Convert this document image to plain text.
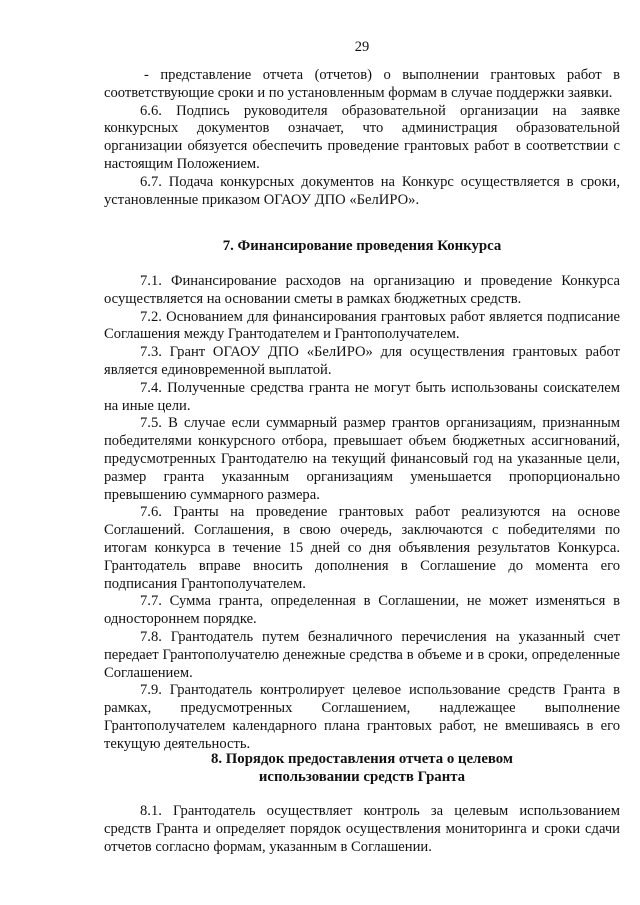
29

- представление отчета (отчетов) о выполнении грантовых работ в соответствующие сроки и по установленным формам в случае поддержки заявки.

6.6. Подпись руководителя образовательной организации на заявке конкурсных документов означает, что администрация образовательной организации обязуется обеспечить проведение грантовых работ в соответствии с настоящим Положением.

6.7. Подача конкурсных документов на Конкурс осуществляется в сроки, установленные приказом ОГАОУ ДПО «БелИРО».

7. Финансирование проведения Конкурса

7.1. Финансирование расходов на организацию и проведение Конкурса осуществляется на основании сметы в рамках бюджетных средств.

7.2. Основанием для финансирования грантовых работ является подписание Соглашения между Грантодателем и Грантополучателем.

7.3. Грант ОГАОУ ДПО «БелИРО» для осуществления грантовых работ является единовременной выплатой.

7.4. Полученные средства гранта не могут быть использованы соискателем на иные цели.

7.5. В случае если суммарный размер грантов организациям, признанным победителями конкурсного отбора, превышает объем бюджетных ассигнований, предусмотренных Грантодателю на текущий финансовый год на указанные цели, размер гранта указанным организациям уменьшается пропорционально превышению суммарного размера.

7.6. Гранты на проведение грантовых работ реализуются на основе Соглашений. Соглашения, в свою очередь, заключаются с победителями по итогам конкурса в течение 15 дней со дня объявления результатов Конкурса. Грантодатель вправе вносить дополнения в Соглашение до момента его подписания Грантополучателем.

7.7. Сумма гранта, определенная в Соглашении, не может изменяться в одностороннем порядке.

7.8. Грантодатель путем безналичного перечисления на указанный счет передает Грантополучателю денежные средства в объеме и в сроки, определенные Соглашением.

7.9. Грантодатель контролирует целевое использование средств Гранта в рамках, предусмотренных Соглашением, надлежащее выполнение Грантополучателем календарного плана грантовых работ, не вмешиваясь в его текущую деятельность.

8. Порядок предоставления отчета о целевом
использовании средств Гранта

8.1. Грантодатель осуществляет контроль за целевым использованием средств Гранта и определяет порядок осуществления мониторинга и сроки сдачи отчетов согласно формам, указанным в Соглашении.
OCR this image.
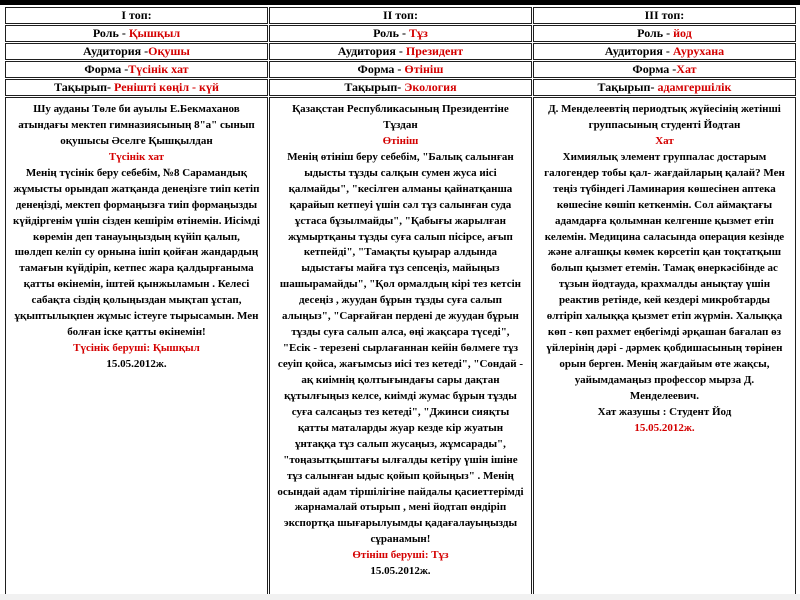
І топ:	ІІ топ:	ІІІ топ:
Роль - Қышқыл	Роль - Тұз	Роль - йод
Аудитория -Оқушы	Аудитория - Президент	Аудитория - Аурухана
Форма -Түсінік хат	Форма - Өтініш	Форма -Хат
Тақырып- Ренішті көңіл - күй	Тақырып- Экология	Тақырып- адамгершілік

Шу ауданы Төле би ауылы Е.Бекмаханов атындағы мектеп гимназиясының 8"а" сынып оқушысы Әселге Қышқылдан
Түсінік хат
Менің түсінік беру себебім, №8 Сарамандық жұмысты орындап жатқанда денеңізге тиіп кетіп денеңізді, мектеп формаңызға тиіп формаңызды күйдіргенім үшін сізден кешірім өтінемін. Иісімді көремін деп танауыңыздың күйіп қалып, шөлдеп келіп су орнына ішіп қойған жандардың тамағын күйдіріп, кетпес жара қалдырғаныма қатты өкінемін, іштей қынжыламын . Келесі сабақта сіздің қолыңыздан мықтап ұстап, ұқыптылықпен жұмыс істеуге тырысамын. Мен болған іске қатты өкінемін!
Түсінік беруші: Қышқыл
15.05.2012ж.

Қазақстан Республикасының Президентіне Тұздан
Өтініш
Менің өтініш беру себебім, "Балық салынған ыдысты тұзды салқын сумен жуса иісі қалмайды", "кесілген алманы қайнатқанша қарайып кетпеуі үшін сәл тұз салынған суда ұстаса бұзылмайды", "Қабығы жарылған жұмыртқаны тұзды суға салып пісірсе, ағып кетпейді", "Тамақты қуырар алдында ыдыстағы майға тұз сепсеңіз, майыңыз шашырамайды", "Қол ормалдың кірі тез кетсін десеңіз , жуудан бұрын тұзды суға салып алыңыз", "Сарғайған пердені де жуудан бұрын тұзды суға салып алса, өңі жақсара түседі", "Есік - терезені сырлағаннан кейін бөлмеге тұз сеуіп қойса, жағымсыз иісі тез кетеді", "Сондай - ақ киімнің қолтығындағы сары дақтан құтылғыңыз келсе, киімді жумас бұрын тұзды суға салсаңыз тез кетеді", "Джинси сияқты қатты маталарды жуар кезде кір жуатын ұнтаққа тұз салып жусаңыз, жұмсарады", "тоңазытқыштағы ылғалды кетіру үшін ішіне тұз салынған ыдыс қойып қойыңыз" . Менің осындай адам тіршілігіне пайдалы қасиеттерімді жарнамалай отырып , мені йодтап өндіріп экспортқа шығарылуымды қадағалауыңызды сұранамын!
Өтініш беруші: Тұз
15.05.2012ж.

Д. Менделеевтің периодтық жүйесінің жетінші группасының студенті Йодтан
Хат
Химиялық элемент группалас достарым галогендер тобы қал- жағдайларың қалай? Мен теңіз түбіндегі Ламинария көшесінен аптека көшесіне көшіп кеткенмін. Сол аймақтағы адамдарға қолымнан келгенше қызмет етіп келемін. Медицина саласында операция кезінде және алғашқы көмек көрсетіп қан тоқтатқыш болып қызмет етемін. Тамақ өнеркәсібінде ас тұзын йодтауда, крахмалды анықтау үшін реактив ретінде, кей кездері микробтарды өлтіріп халыққа қызмет етіп жүрмін. Халыққа көп - көп рахмет еңбегімді әрқашан бағалап өз үйлерінің дәрі - дәрмек қобдишасының төрінен орын берген. Менің жағдайым өте жақсы, уайымдамаңыз профессор мырза Д. Менделеевич.
Хат жазушы : Студент Йод
15.05.2012ж.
++++++++
WORK TO BE COMPLETED: Extract the full listing exactly, with the pictures left out.

RESPONSE TO THE EXERCISE:
Convert this document image to plain text.
29

- представление отчета (отчетов) о выполнении грантовых работ в соответствующие сроки и по установленным формам в случае поддержки заявки.

6.6. Подпись руководителя образовательной организации на заявке конкурсных документов означает, что администрация образовательной организации обязуется обеспечить проведение грантовых работ в соответствии с настоящим Положением.

6.7. Подача конкурсных документов на Конкурс осуществляется в сроки, установленные приказом ОГАОУ ДПО «БелИРО».

7. Финансирование проведения Конкурса

7.1. Финансирование расходов на организацию и проведение Конкурса осуществляется на основании сметы в рамках бюджетных средств.

7.2. Основанием для финансирования грантовых работ является подписание Соглашения между Грантодателем и Грантополучателем.

7.3. Грант ОГАОУ ДПО «БелИРО» для осуществления грантовых работ является единовременной выплатой.

7.4. Полученные средства гранта не могут быть использованы соискателем на иные цели.

7.5. В случае если суммарный размер грантов организациям, признанным победителями конкурсного отбора, превышает объем бюджетных ассигнований, предусмотренных Грантодателю на текущий финансовый год на указанные цели, размер гранта указанным организациям уменьшается пропорционально превышению суммарного размера.

7.6. Гранты на проведение грантовых работ реализуются на основе Соглашений. Соглашения, в свою очередь, заключаются с победителями по итогам конкурса в течение 15 дней со дня объявления результатов Конкурса. Грантодатель вправе вносить дополнения в Соглашение до момента его подписания Грантополучателем.

7.7. Сумма гранта, определенная в Соглашении, не может изменяться в одностороннем порядке.

7.8. Грантодатель путем безналичного перечисления на указанный счет передает Грантополучателю денежные средства в объеме и в сроки, определенные Соглашением.

7.9. Грантодатель контролирует целевое использование средств Гранта в рамках, предусмотренных Соглашением, надлежащее выполнение Грантополучателем календарного плана грантовых работ, не вмешиваясь в его текущую деятельность.

8. Порядок предоставления отчета о целевом
использовании средств Гранта

8.1. Грантодатель осуществляет контроль за целевым использованием средств Гранта и определяет порядок осуществления мониторинга и сроки сдачи отчетов согласно формам, указанным в Соглашении.
OCR this image.
І топ:	ІІ топ:	ІІІ топ:
Роль - Қышқыл	Роль - Тұз	Роль - йод
Аудитория -Оқушы	Аудитория - Президент	Аудитория - Аурухана
Форма -Түсінік хат	Форма - Өтініш	Форма -Хат
Тақырып- Ренішті көңіл - күй	Тақырып- Экология	Тақырып- адамгершілік

Шу ауданы Төле би ауылы Е.Бекмаханов атындағы мектеп гимназиясының 8"а" сынып оқушысы Әселге Қышқылдан
Түсінік хат
Менің түсінік беру себебім, №8 Сарамандық жұмысты орындап жатқанда денеңізге тиіп кетіп денеңізді, мектеп формаңызға тиіп формаңызды күйдіргенім үшін сізден кешірім өтінемін. Иісімді көремін деп танауыңыздың күйіп қалып, шөлдеп келіп су орнына ішіп қойған жандардың тамағын күйдіріп, кетпес жара қалдырғаныма қатты өкінемін, іштей қынжыламын . Келесі сабақта сіздің қолыңыздан мықтап ұстап, ұқыптылықпен жұмыс істеуге тырысамын. Мен болған іске қатты өкінемін!
Түсінік беруші: Қышқыл
15.05.2012ж.

Қазақстан Республикасының Президентіне Тұздан
Өтініш
Менің өтініш беру себебім, "Балық салынған ыдысты тұзды салқын сумен жуса иісі қалмайды", "кесілген алманы қайнатқанша қарайып кетпеуі үшін сәл тұз салынған суда ұстаса бұзылмайды", "Қабығы жарылған жұмыртқаны тұзды суға салып пісірсе, ағып кетпейді", "Тамақты қуырар алдында ыдыстағы майға тұз сепсеңіз, майыңыз шашырамайды", "Қол ормалдың кірі тез кетсін десеңіз , жуудан бұрын тұзды суға салып алыңыз", "Сарғайған пердені де жуудан бұрын тұзды суға салып алса, өңі жақсара түседі", "Есік - терезені сырлағаннан кейін бөлмеге тұз сеуіп қойса, жағымсыз иісі тез кетеді", "Сондай - ақ киімнің қолтығындағы сары дақтан құтылғыңыз келсе, киімді жумас бұрын тұзды суға салсаңыз тез кетеді", "Джинси сияқты қатты маталарды жуар кезде кір жуатын ұнтаққа тұз салып жусаңыз, жұмсарады", "тоңазытқыштағы ылғалды кетіру үшін ішіне тұз салынған ыдыс қойып қойыңыз" . Менің осындай адам тіршілігіне пайдалы қасиеттерімді жарнамалай отырып , мені йодтап өндіріп экспортқа шығарылуымды қадағалауыңызды сұранамын!
Өтініш беруші: Тұз
15.05.2012ж.

Д. Менделеевтің периодтық жүйесінің жетінші группасының студенті Йодтан
Хат
Химиялық элемент группалас достарым галогендер тобы қал- жағдайларың қалай? Мен теңіз түбіндегі Ламинария көшесінен аптека көшесіне көшіп кеткенмін. Сол аймақтағы адамдарға қолымнан келгенше қызмет етіп келемін. Медицина саласында операция кезінде және алғашқы көмек көрсетіп қан тоқтатқыш болып қызмет етемін. Тамақ өнеркәсібінде ас тұзын йодтауда, крахмалды анықтау үшін реактив ретінде, кей кездері микробтарды өлтіріп халыққа қызмет етіп жүрмін. Халыққа көп - көп рахмет еңбегімді әрқашан бағалап өз үйлерінің дәрі - дәрмек қобдишасының төрінен орын берген. Менің жағдайым өте жақсы, уайымдамаңыз профессор мырза Д. Менделеевич.
Хат жазушы : Студент Йод
15.05.2012ж.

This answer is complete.